[Data entries for graphics]
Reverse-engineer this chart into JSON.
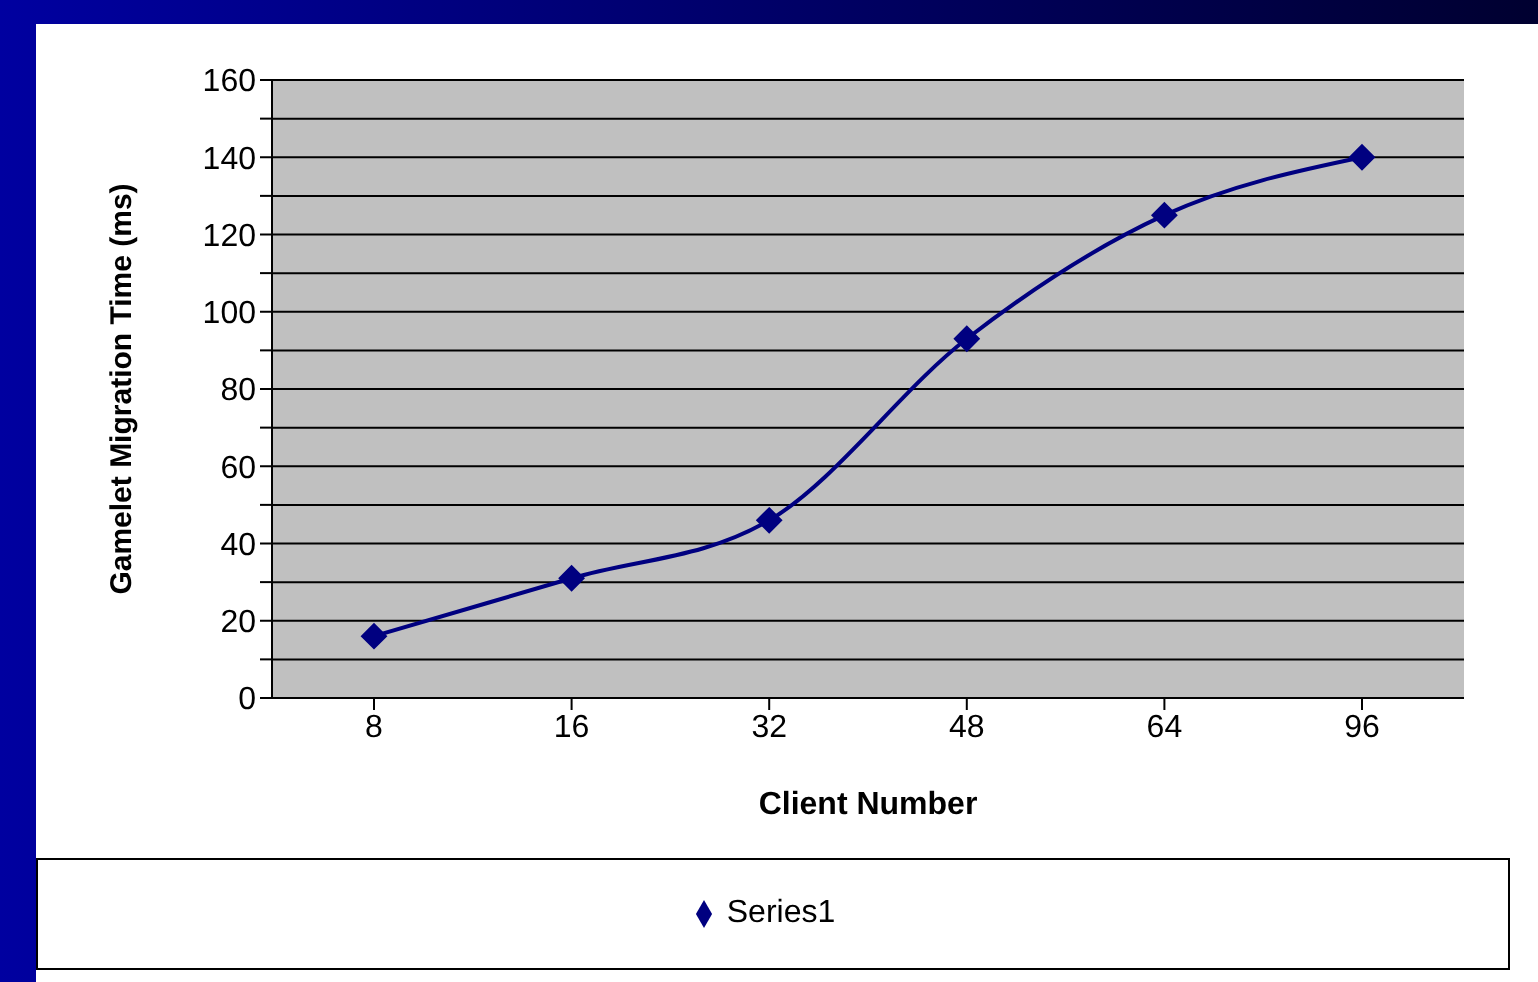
{
  "chart_data": {
    "type": "line",
    "xlabel": "Client Number",
    "ylabel": "Gamelet Migration Time (ms)",
    "categories": [
      "8",
      "16",
      "32",
      "48",
      "64",
      "96"
    ],
    "series": [
      {
        "name": "Series1",
        "color": "#000080",
        "values": [
          16,
          31,
          46,
          93,
          125,
          140
        ]
      }
    ],
    "ylim": [
      0,
      160
    ],
    "yticks": [
      0,
      {
        "value": 10,
        "label": null
      },
      20,
      {
        "value": 30,
        "label": null
      },
      40,
      {
        "value": 50,
        "label": null
      },
      60,
      {
        "value": 70,
        "label": null
      },
      80,
      {
        "value": 90,
        "label": null
      },
      100,
      {
        "value": 110,
        "label": null
      },
      120,
      {
        "value": 130,
        "label": null
      },
      140,
      {
        "value": 150,
        "label": null
      },
      160
    ],
    "grid": "y",
    "legend": "bottom",
    "marker": "diamond",
    "line_style": "solid"
  }
}
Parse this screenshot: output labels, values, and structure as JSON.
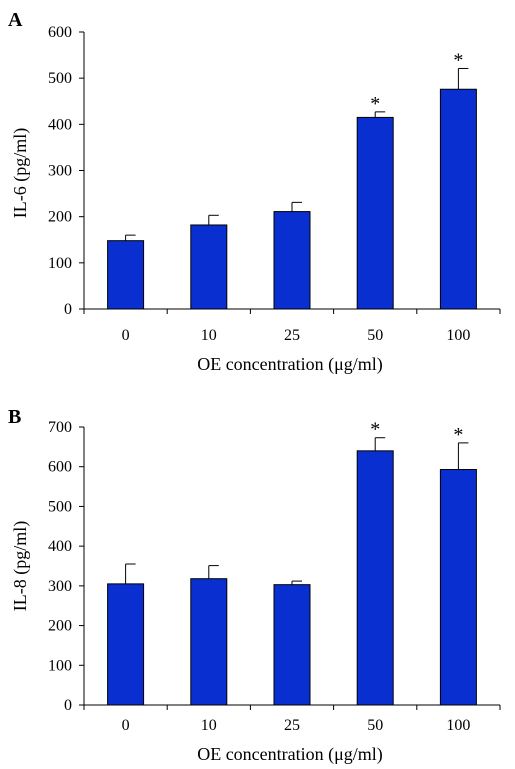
{
  "chart_data": [
    {
      "type": "bar",
      "panel_label": "A",
      "categories": [
        "0",
        "10",
        "25",
        "50",
        "100"
      ],
      "values": [
        148,
        182,
        211,
        415,
        476
      ],
      "error_upper": [
        12,
        21,
        20,
        12,
        45
      ],
      "significance": [
        "",
        "",
        "",
        "*",
        "*"
      ],
      "xlabel": "OE concentration (μg/ml)",
      "ylabel": "IL-6 (pg/ml)",
      "ylim": [
        0,
        600
      ],
      "yticks": [
        "0",
        "100",
        "200",
        "300",
        "400",
        "500",
        "600"
      ],
      "bar_color": "#0a2fd0",
      "grid": false
    },
    {
      "type": "bar",
      "panel_label": "B",
      "categories": [
        "0",
        "10",
        "25",
        "50",
        "100"
      ],
      "values": [
        305,
        318,
        303,
        640,
        593
      ],
      "error_upper": [
        50,
        33,
        9,
        33,
        67
      ],
      "significance": [
        "",
        "",
        "",
        "*",
        "*"
      ],
      "xlabel": "OE concentration (μg/ml)",
      "ylabel": "IL-8 (pg/ml)",
      "ylim": [
        0,
        700
      ],
      "yticks": [
        "0",
        "100",
        "200",
        "300",
        "400",
        "500",
        "600",
        "700"
      ],
      "bar_color": "#0a2fd0",
      "grid": false
    }
  ]
}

# GIVEN PROBLEM:
The word "ylabel" may appear on some lines of these records; state how many such lines there are, and nothing else.

# WRITTEN REPLY:
3